Aim: Check each line of the listing, and copy it if it contains the word "записи".

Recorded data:
- - -

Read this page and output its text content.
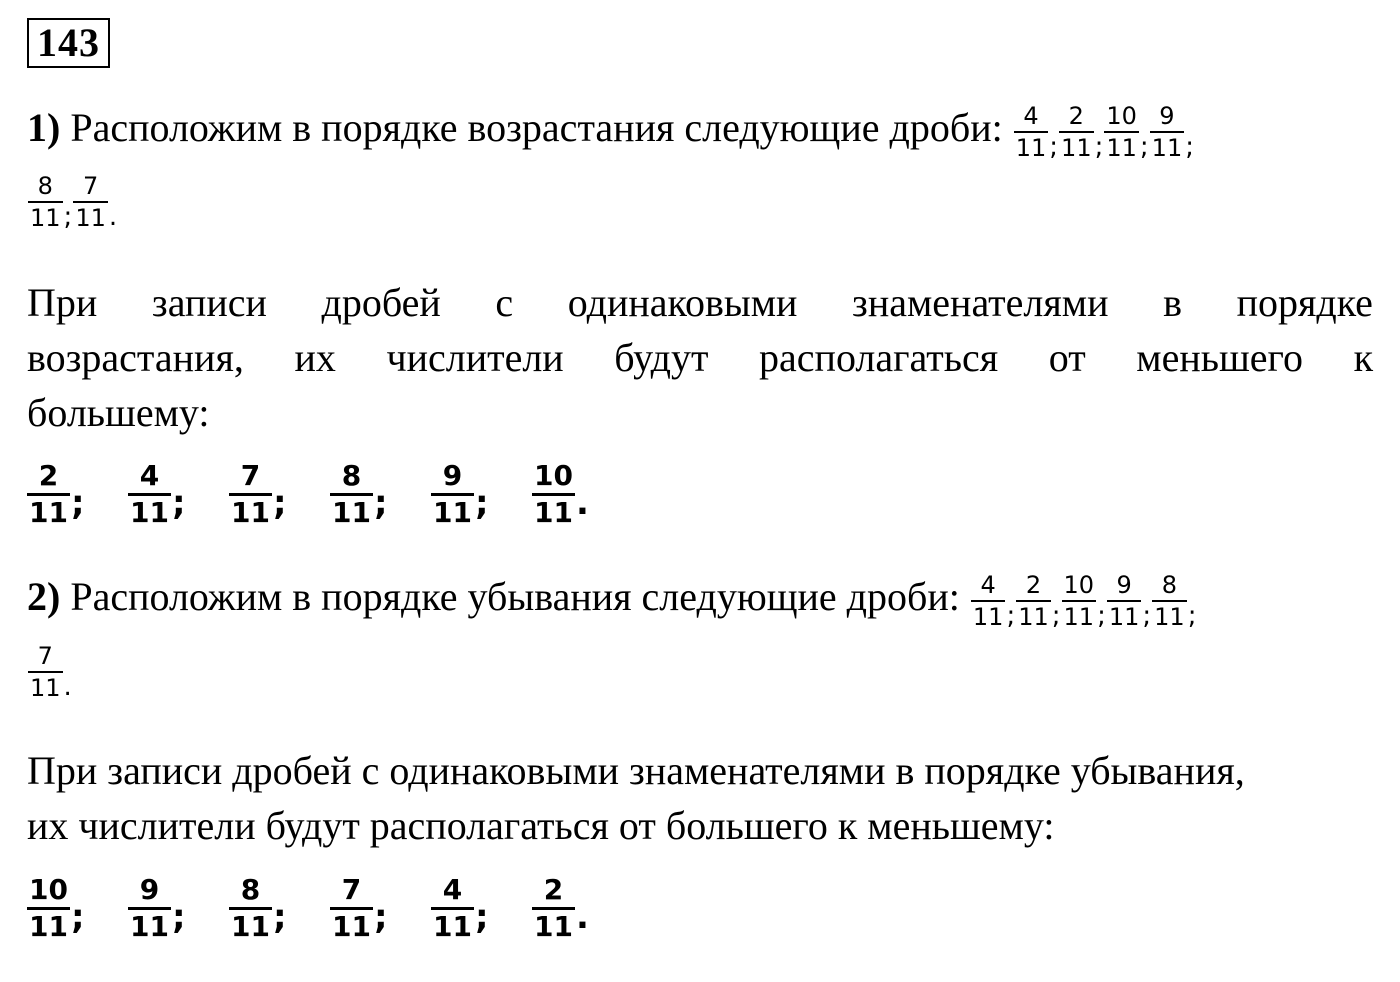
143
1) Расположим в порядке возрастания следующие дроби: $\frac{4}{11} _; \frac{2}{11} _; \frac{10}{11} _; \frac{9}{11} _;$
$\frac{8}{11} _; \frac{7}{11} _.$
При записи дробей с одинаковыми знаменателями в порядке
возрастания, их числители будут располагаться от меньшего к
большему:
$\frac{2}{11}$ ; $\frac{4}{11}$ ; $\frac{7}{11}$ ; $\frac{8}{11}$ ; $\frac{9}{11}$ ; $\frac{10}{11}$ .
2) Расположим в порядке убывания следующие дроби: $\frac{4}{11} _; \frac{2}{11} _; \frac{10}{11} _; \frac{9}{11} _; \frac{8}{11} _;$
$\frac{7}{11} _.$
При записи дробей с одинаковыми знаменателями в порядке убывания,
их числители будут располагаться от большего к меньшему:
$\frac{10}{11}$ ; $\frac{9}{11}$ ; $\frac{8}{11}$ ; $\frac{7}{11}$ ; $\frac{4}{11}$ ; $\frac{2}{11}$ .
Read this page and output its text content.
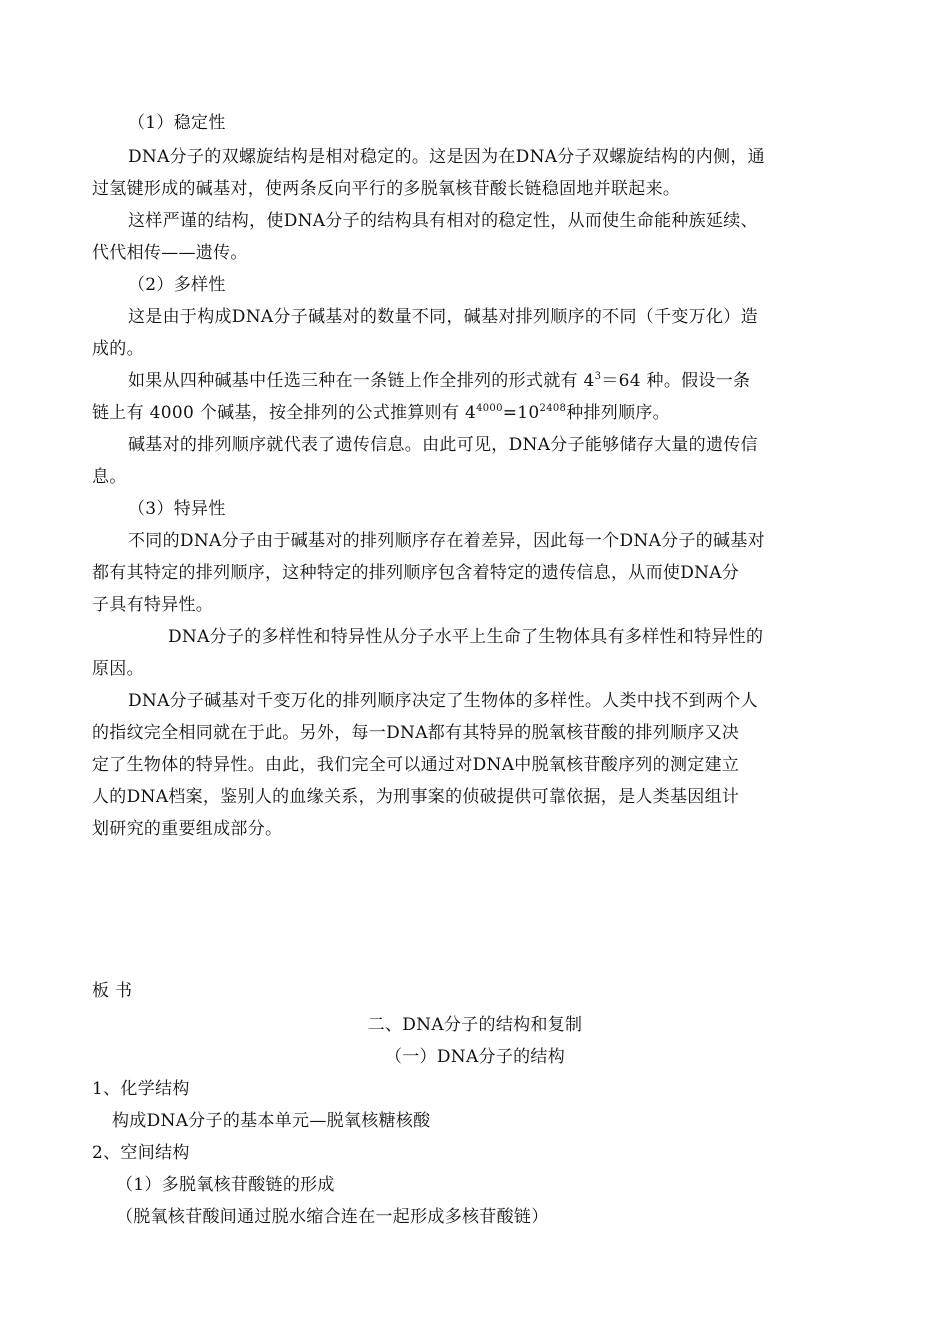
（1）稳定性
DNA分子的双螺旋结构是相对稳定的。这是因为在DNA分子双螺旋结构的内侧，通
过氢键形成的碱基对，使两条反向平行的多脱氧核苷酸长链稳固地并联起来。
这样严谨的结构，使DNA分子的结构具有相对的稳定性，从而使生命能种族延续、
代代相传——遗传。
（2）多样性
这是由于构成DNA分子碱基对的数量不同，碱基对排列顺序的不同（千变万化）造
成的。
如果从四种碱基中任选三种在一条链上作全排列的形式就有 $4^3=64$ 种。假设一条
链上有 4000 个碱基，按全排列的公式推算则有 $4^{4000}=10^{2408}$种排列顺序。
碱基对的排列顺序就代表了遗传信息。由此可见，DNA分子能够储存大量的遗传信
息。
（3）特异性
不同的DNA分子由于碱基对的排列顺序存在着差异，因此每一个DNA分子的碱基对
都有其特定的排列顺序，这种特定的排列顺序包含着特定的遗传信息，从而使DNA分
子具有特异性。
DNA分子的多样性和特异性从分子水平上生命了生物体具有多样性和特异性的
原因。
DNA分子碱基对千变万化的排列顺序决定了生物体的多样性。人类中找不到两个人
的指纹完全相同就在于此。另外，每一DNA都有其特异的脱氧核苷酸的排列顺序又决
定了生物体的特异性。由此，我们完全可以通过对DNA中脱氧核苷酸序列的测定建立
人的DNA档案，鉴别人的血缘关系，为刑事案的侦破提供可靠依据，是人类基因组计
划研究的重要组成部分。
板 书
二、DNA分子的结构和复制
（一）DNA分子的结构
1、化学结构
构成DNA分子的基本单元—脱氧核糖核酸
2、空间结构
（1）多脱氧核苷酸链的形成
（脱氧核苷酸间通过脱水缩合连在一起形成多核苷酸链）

- - -

Solved exercise:
При записи дробей с одинаковыми знаменателями в порядке
При записи дробей с одинаковыми знаменателями в порядке убывания,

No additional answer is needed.